== Task material ==
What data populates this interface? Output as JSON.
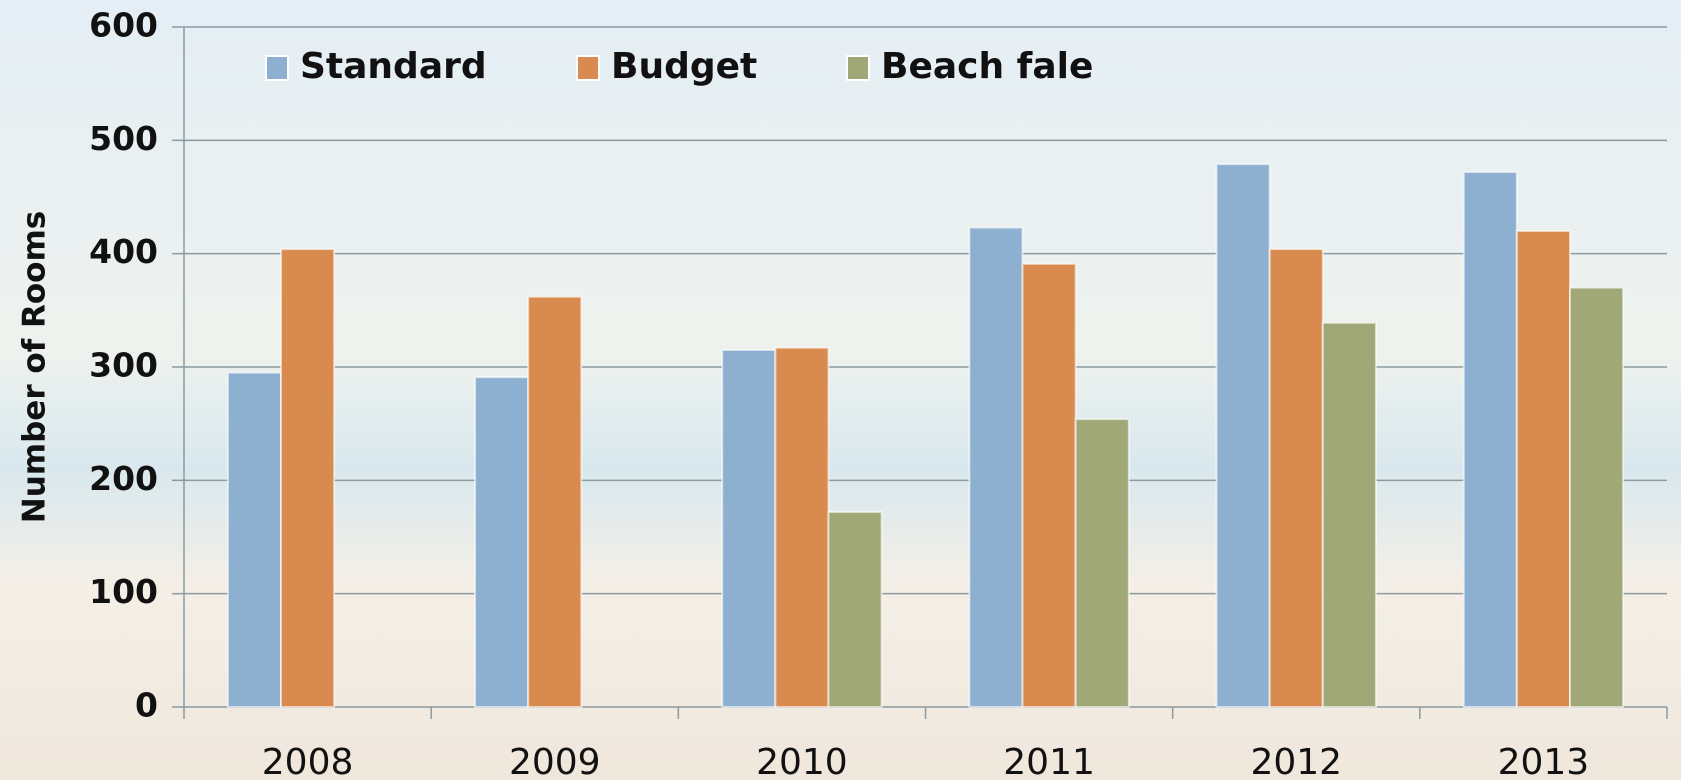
{
  "chart_data": {
    "type": "bar",
    "ylabel": "Number of Rooms",
    "categories": [
      "2008",
      "2009",
      "2010",
      "2011",
      "2012",
      "2013"
    ],
    "series": [
      {
        "name": "Standard",
        "color": "#8db0d0",
        "values": [
          295,
          291,
          315,
          423,
          479,
          472
        ]
      },
      {
        "name": "Budget",
        "color": "#d98a4e",
        "values": [
          404,
          362,
          317,
          391,
          404,
          420
        ]
      },
      {
        "name": "Beach fale",
        "color": "#a0a878",
        "values": [
          null,
          null,
          172,
          254,
          339,
          370
        ]
      }
    ],
    "ylim": [
      0,
      600
    ],
    "yticks": [
      0,
      100,
      200,
      300,
      400,
      500,
      600
    ],
    "grid": true,
    "legend": "top"
  }
}
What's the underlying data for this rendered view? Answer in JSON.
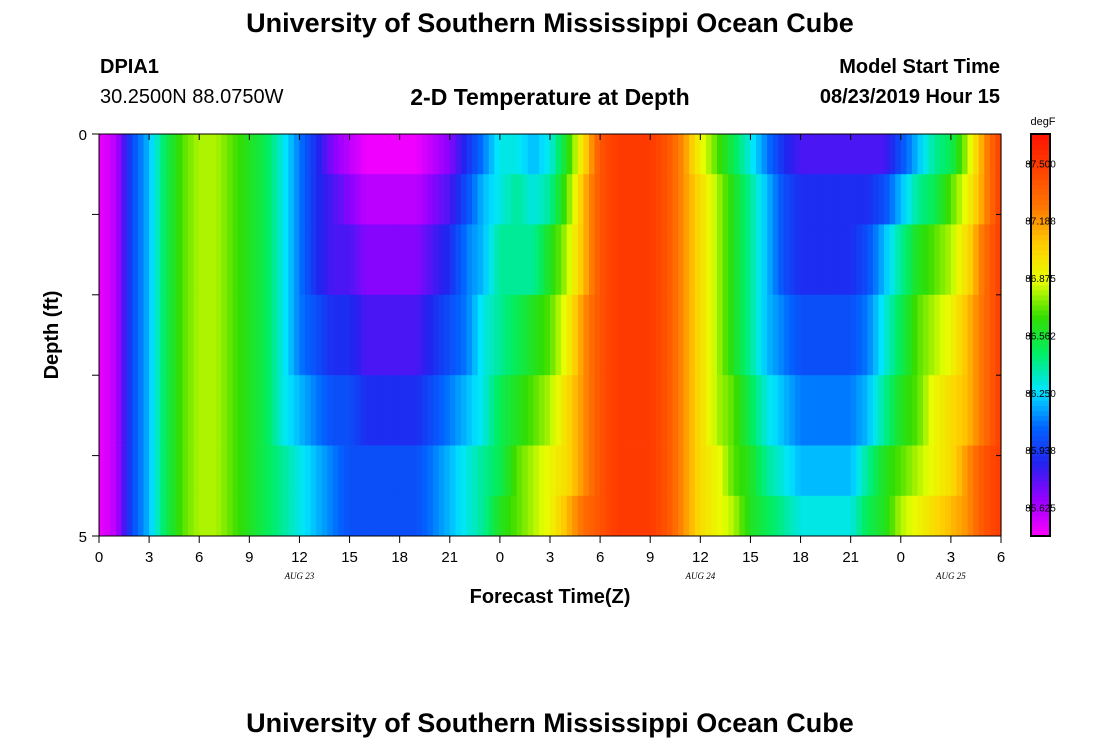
{
  "header": {
    "title": "University of Southern Mississippi Ocean Cube",
    "station_id": "DPIA1",
    "station_coords": "30.2500N 88.0750W",
    "model_start_label": "Model Start Time",
    "model_start_value": "08/23/2019 Hour 15"
  },
  "footer": {
    "title": "University of Southern Mississippi Ocean Cube"
  },
  "chart_data": {
    "type": "heatmap",
    "title": "2-D Temperature at Depth",
    "xlabel": "Forecast Time(Z)",
    "ylabel": "Depth (ft)",
    "units": "degF",
    "x_tick_labels": [
      "0",
      "3",
      "6",
      "9",
      "12",
      "15",
      "18",
      "21",
      "0",
      "3",
      "6",
      "9",
      "12",
      "15",
      "18",
      "21",
      "0",
      "3",
      "6"
    ],
    "x_day_labels": [
      {
        "label": "AUG 23",
        "tick_index": 4
      },
      {
        "label": "AUG 24",
        "tick_index": 12
      },
      {
        "label": "AUG 25",
        "tick_index": 17
      }
    ],
    "y_range": [
      0,
      5
    ],
    "y_tick_labels": [
      "0",
      "5"
    ],
    "depth_levels_ft": [
      0.25,
      0.75,
      1.5,
      2.5,
      3.5,
      4.25,
      4.75
    ],
    "color_scale": {
      "min": 85.47,
      "max": 87.66,
      "labels": [
        "87.500",
        "87.188",
        "86.875",
        "86.562",
        "86.250",
        "85.938",
        "85.625"
      ],
      "label_values": [
        87.5,
        87.188,
        86.875,
        86.562,
        86.25,
        85.938,
        85.625
      ],
      "colors": [
        "#ff00ff",
        "#9900ff",
        "#2222ee",
        "#0066ff",
        "#00e5ff",
        "#00ee66",
        "#33dd00",
        "#e8ff00",
        "#ffcc00",
        "#ff7700",
        "#ff4400",
        "#ff1100"
      ]
    },
    "time_hours": [
      0,
      1,
      2,
      3,
      4,
      5,
      6,
      7,
      8,
      9,
      10,
      11,
      12,
      13,
      14,
      15,
      16,
      17,
      18,
      19,
      20,
      21,
      22,
      23,
      24,
      25,
      26,
      27,
      28,
      29,
      30,
      31,
      32,
      33,
      34,
      35,
      36,
      37,
      38,
      39,
      40,
      41,
      42,
      43,
      44,
      45,
      46,
      47,
      48,
      49,
      50,
      51,
      52,
      53,
      54
    ],
    "temperature_degF": [
      [
        85.5,
        85.6,
        86.0,
        86.2,
        86.5,
        86.7,
        86.8,
        86.8,
        86.7,
        86.6,
        86.5,
        86.3,
        86.1,
        85.9,
        85.7,
        85.6,
        85.5,
        85.5,
        85.5,
        85.5,
        85.6,
        85.7,
        85.9,
        86.1,
        86.3,
        86.3,
        86.2,
        86.3,
        86.6,
        87.0,
        87.4,
        87.5,
        87.5,
        87.5,
        87.4,
        87.2,
        86.9,
        86.7,
        86.5,
        86.3,
        86.1,
        85.9,
        85.8,
        85.8,
        85.8,
        85.8,
        85.8,
        85.8,
        86.0,
        86.2,
        86.4,
        86.5,
        86.8,
        87.2,
        87.5
      ],
      [
        85.5,
        85.6,
        86.0,
        86.2,
        86.5,
        86.7,
        86.8,
        86.8,
        86.7,
        86.6,
        86.5,
        86.3,
        86.1,
        85.9,
        85.8,
        85.7,
        85.6,
        85.6,
        85.6,
        85.6,
        85.7,
        85.8,
        86.0,
        86.2,
        86.3,
        86.4,
        86.3,
        86.4,
        86.7,
        87.1,
        87.4,
        87.5,
        87.5,
        87.5,
        87.4,
        87.2,
        87.0,
        86.8,
        86.6,
        86.4,
        86.2,
        86.0,
        85.9,
        85.9,
        85.9,
        85.9,
        85.9,
        86.0,
        86.2,
        86.4,
        86.5,
        86.7,
        86.9,
        87.2,
        87.5
      ],
      [
        85.5,
        85.6,
        86.0,
        86.2,
        86.5,
        86.7,
        86.8,
        86.8,
        86.7,
        86.6,
        86.5,
        86.3,
        86.1,
        85.9,
        85.8,
        85.8,
        85.7,
        85.7,
        85.7,
        85.7,
        85.8,
        85.9,
        86.1,
        86.2,
        86.4,
        86.4,
        86.4,
        86.6,
        86.8,
        87.1,
        87.4,
        87.5,
        87.5,
        87.5,
        87.4,
        87.2,
        87.0,
        86.8,
        86.6,
        86.4,
        86.2,
        86.0,
        85.9,
        85.9,
        85.9,
        85.9,
        86.0,
        86.2,
        86.4,
        86.6,
        86.7,
        86.8,
        87.0,
        87.3,
        87.5
      ],
      [
        85.5,
        85.6,
        86.0,
        86.2,
        86.5,
        86.7,
        86.8,
        86.8,
        86.7,
        86.6,
        86.5,
        86.3,
        86.1,
        86.0,
        85.9,
        85.9,
        85.8,
        85.8,
        85.8,
        85.8,
        85.9,
        86.0,
        86.1,
        86.3,
        86.4,
        86.5,
        86.6,
        86.7,
        86.9,
        87.2,
        87.4,
        87.5,
        87.5,
        87.5,
        87.4,
        87.2,
        87.0,
        86.8,
        86.6,
        86.4,
        86.2,
        86.1,
        86.0,
        86.0,
        86.0,
        86.0,
        86.1,
        86.3,
        86.5,
        86.7,
        86.8,
        86.9,
        87.1,
        87.3,
        87.5
      ],
      [
        85.5,
        85.6,
        86.0,
        86.2,
        86.5,
        86.7,
        86.8,
        86.8,
        86.7,
        86.6,
        86.5,
        86.3,
        86.2,
        86.1,
        86.0,
        86.0,
        85.9,
        85.9,
        85.9,
        85.9,
        86.0,
        86.1,
        86.2,
        86.3,
        86.5,
        86.6,
        86.7,
        86.8,
        87.0,
        87.2,
        87.4,
        87.5,
        87.5,
        87.5,
        87.4,
        87.2,
        87.0,
        86.8,
        86.7,
        86.5,
        86.3,
        86.2,
        86.1,
        86.1,
        86.1,
        86.1,
        86.2,
        86.4,
        86.6,
        86.7,
        86.9,
        87.0,
        87.1,
        87.3,
        87.5
      ],
      [
        85.5,
        85.6,
        86.0,
        86.2,
        86.5,
        86.7,
        86.8,
        86.8,
        86.7,
        86.6,
        86.5,
        86.4,
        86.3,
        86.2,
        86.1,
        86.0,
        86.0,
        86.0,
        86.0,
        86.0,
        86.1,
        86.2,
        86.3,
        86.4,
        86.5,
        86.7,
        86.8,
        86.9,
        87.0,
        87.2,
        87.4,
        87.5,
        87.5,
        87.5,
        87.4,
        87.2,
        87.0,
        86.9,
        86.7,
        86.6,
        86.4,
        86.3,
        86.2,
        86.2,
        86.2,
        86.2,
        86.4,
        86.6,
        86.7,
        86.8,
        86.9,
        87.0,
        87.2,
        87.4,
        87.5
      ],
      [
        85.5,
        85.6,
        86.0,
        86.2,
        86.5,
        86.7,
        86.8,
        86.8,
        86.7,
        86.6,
        86.5,
        86.4,
        86.3,
        86.2,
        86.1,
        86.0,
        86.0,
        86.0,
        86.0,
        86.0,
        86.1,
        86.2,
        86.3,
        86.4,
        86.6,
        86.7,
        86.8,
        86.9,
        87.1,
        87.3,
        87.4,
        87.5,
        87.5,
        87.5,
        87.4,
        87.2,
        87.0,
        86.9,
        86.8,
        86.6,
        86.5,
        86.4,
        86.3,
        86.3,
        86.3,
        86.3,
        86.5,
        86.6,
        86.8,
        86.9,
        87.0,
        87.1,
        87.2,
        87.4,
        87.5
      ]
    ]
  }
}
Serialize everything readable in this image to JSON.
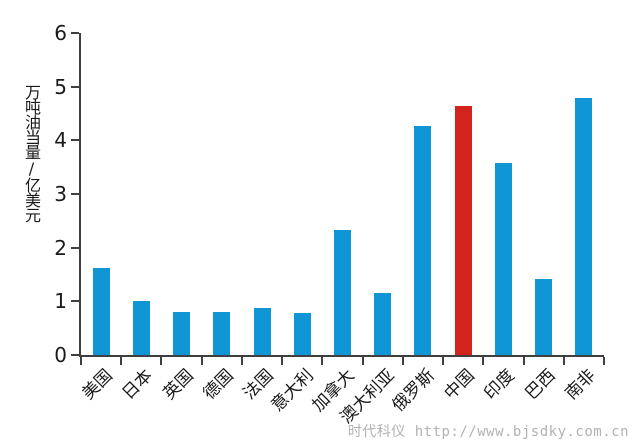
{
  "chart_data": {
    "type": "bar",
    "categories": [
      "美国",
      "日本",
      "英国",
      "德国",
      "法国",
      "意大利",
      "加拿大",
      "澳大利亚",
      "俄罗斯",
      "中国",
      "印度",
      "巴西",
      "南非"
    ],
    "values": [
      1.62,
      1.01,
      0.8,
      0.81,
      0.88,
      0.79,
      2.33,
      1.15,
      4.27,
      4.64,
      3.57,
      1.42,
      4.79
    ],
    "title": "",
    "xlabel": "",
    "ylabel": "万吨油当量/亿美元",
    "ylim": [
      0,
      6
    ],
    "yticks": [
      0,
      1,
      2,
      3,
      4,
      5,
      6
    ],
    "grid": false,
    "legend": null,
    "highlight_index": 9,
    "colors": {
      "bar_default": "#1095d5",
      "bar_highlight": "#d2231d",
      "axis": "#3f3f3f",
      "text": "#1a1a1a"
    }
  },
  "watermark": {
    "text": "时代科仪 http://www.bjsdky.com.cn",
    "color": "#b2b2b2"
  }
}
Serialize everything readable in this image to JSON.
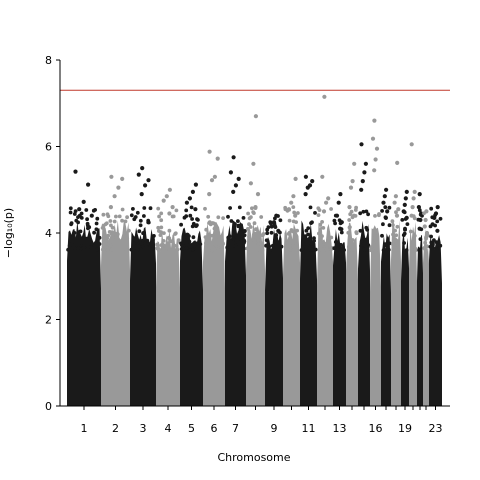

== What you have to do ==
Which lines hold the word "ylabel"? Show each one.

== Output for this exercise ==
    "ylabel": "Number of Rooms",
    "ylabel": "Depth (ft)",
    "ylabel": "万吨油当量/亿美元",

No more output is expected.